== Provided material ==

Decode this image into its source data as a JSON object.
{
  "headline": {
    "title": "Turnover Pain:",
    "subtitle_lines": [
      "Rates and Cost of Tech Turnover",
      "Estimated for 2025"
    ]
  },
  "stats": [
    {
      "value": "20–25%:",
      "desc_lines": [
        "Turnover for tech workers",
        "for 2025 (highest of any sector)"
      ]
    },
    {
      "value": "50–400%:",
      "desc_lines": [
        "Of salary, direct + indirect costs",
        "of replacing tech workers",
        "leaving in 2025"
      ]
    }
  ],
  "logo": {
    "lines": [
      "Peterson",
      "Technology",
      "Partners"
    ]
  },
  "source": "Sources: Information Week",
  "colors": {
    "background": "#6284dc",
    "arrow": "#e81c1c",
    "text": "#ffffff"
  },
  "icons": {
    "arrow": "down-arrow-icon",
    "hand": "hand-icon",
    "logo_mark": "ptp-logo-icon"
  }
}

===

Problem details:
Go over the data above and copy every line that has the word "source" in it.

Result of the exercise:
Decode this image into its source data as a JSON object.
  "source": "Sources: Information Week",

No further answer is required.